THE PROBLEM → Answer with nothing except the number of lines that contain the word "продолжении".

******

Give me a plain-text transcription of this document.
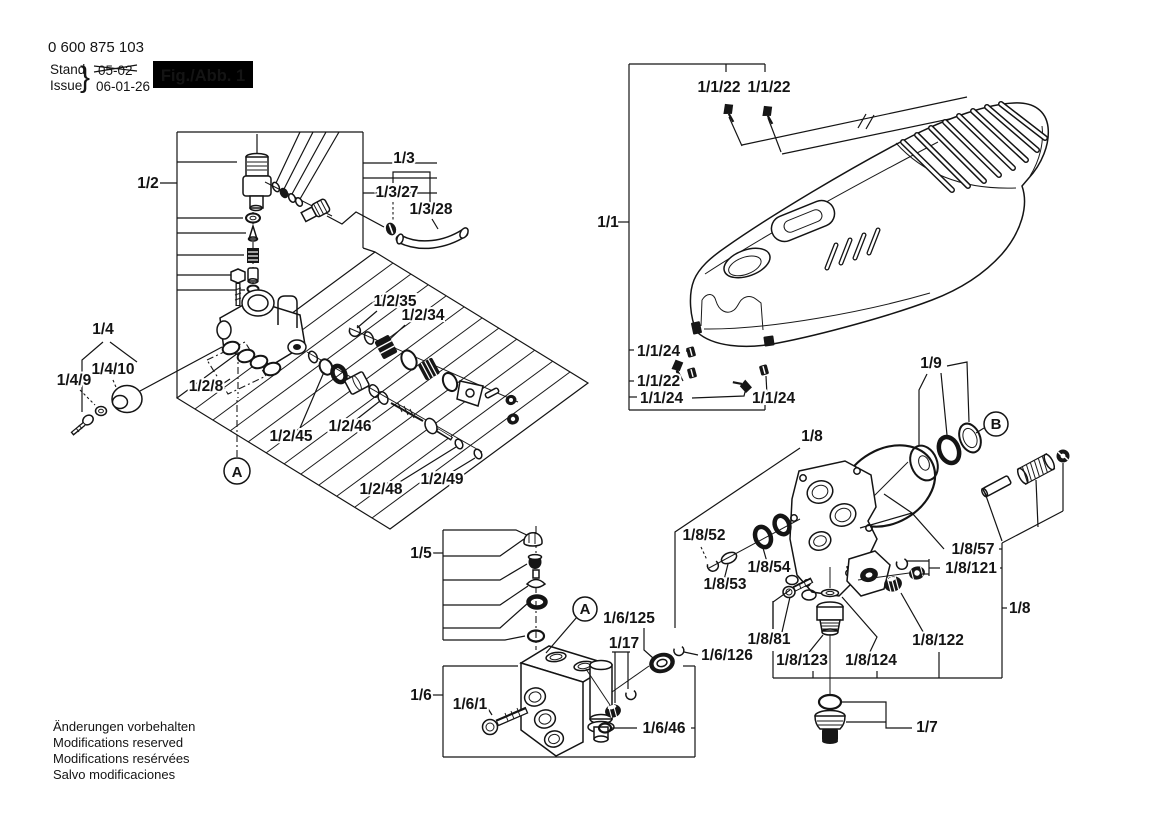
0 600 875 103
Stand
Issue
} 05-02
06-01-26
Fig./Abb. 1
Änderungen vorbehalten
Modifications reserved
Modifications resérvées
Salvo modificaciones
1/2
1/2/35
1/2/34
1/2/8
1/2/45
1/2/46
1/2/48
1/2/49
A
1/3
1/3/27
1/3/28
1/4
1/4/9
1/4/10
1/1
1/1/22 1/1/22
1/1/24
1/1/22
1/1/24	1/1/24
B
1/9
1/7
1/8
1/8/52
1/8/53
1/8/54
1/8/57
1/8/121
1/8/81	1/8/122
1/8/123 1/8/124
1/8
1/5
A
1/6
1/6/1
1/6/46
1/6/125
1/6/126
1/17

******

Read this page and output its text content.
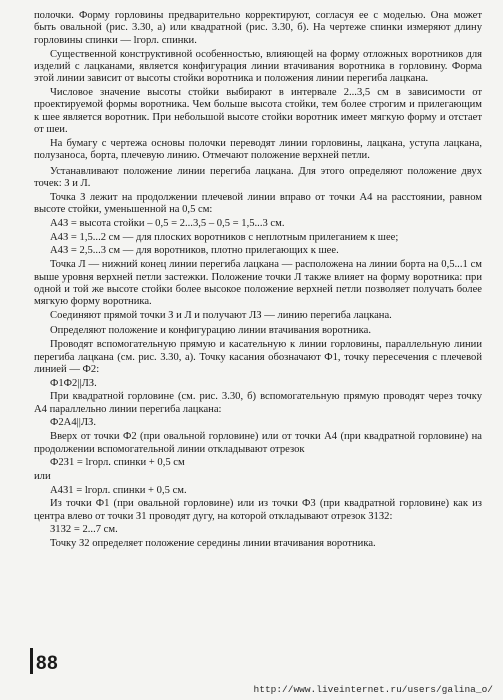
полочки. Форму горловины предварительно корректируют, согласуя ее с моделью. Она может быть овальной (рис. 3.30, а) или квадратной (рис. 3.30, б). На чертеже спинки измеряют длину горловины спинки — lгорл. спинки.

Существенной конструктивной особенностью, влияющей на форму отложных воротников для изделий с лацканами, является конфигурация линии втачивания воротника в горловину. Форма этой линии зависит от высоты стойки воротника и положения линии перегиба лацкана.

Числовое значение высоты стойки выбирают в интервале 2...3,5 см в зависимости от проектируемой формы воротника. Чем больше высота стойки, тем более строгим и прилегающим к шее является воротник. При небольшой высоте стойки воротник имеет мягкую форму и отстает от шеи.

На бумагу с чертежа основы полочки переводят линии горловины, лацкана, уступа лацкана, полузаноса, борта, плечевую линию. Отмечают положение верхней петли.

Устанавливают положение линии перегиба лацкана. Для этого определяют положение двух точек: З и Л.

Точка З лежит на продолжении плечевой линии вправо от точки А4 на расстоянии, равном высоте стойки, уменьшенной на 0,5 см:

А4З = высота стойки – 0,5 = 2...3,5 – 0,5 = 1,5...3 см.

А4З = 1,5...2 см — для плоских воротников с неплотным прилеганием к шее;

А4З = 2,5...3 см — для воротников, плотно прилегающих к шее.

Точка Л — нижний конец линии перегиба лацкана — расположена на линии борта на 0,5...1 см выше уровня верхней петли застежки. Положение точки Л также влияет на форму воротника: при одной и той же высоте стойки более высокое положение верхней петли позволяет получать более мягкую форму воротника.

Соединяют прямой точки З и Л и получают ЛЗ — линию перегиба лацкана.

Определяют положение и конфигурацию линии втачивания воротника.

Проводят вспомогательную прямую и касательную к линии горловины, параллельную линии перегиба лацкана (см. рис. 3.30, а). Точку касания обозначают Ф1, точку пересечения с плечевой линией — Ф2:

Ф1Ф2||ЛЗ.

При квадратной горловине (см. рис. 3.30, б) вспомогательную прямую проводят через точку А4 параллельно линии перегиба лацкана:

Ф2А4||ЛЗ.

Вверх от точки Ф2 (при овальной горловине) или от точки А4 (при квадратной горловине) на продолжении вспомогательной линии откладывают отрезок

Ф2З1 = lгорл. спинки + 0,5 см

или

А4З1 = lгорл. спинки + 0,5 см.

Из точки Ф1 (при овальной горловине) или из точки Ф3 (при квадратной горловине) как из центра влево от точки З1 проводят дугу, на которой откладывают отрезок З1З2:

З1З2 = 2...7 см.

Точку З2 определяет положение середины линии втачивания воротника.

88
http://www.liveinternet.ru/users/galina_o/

******

THE RESPONSE → 2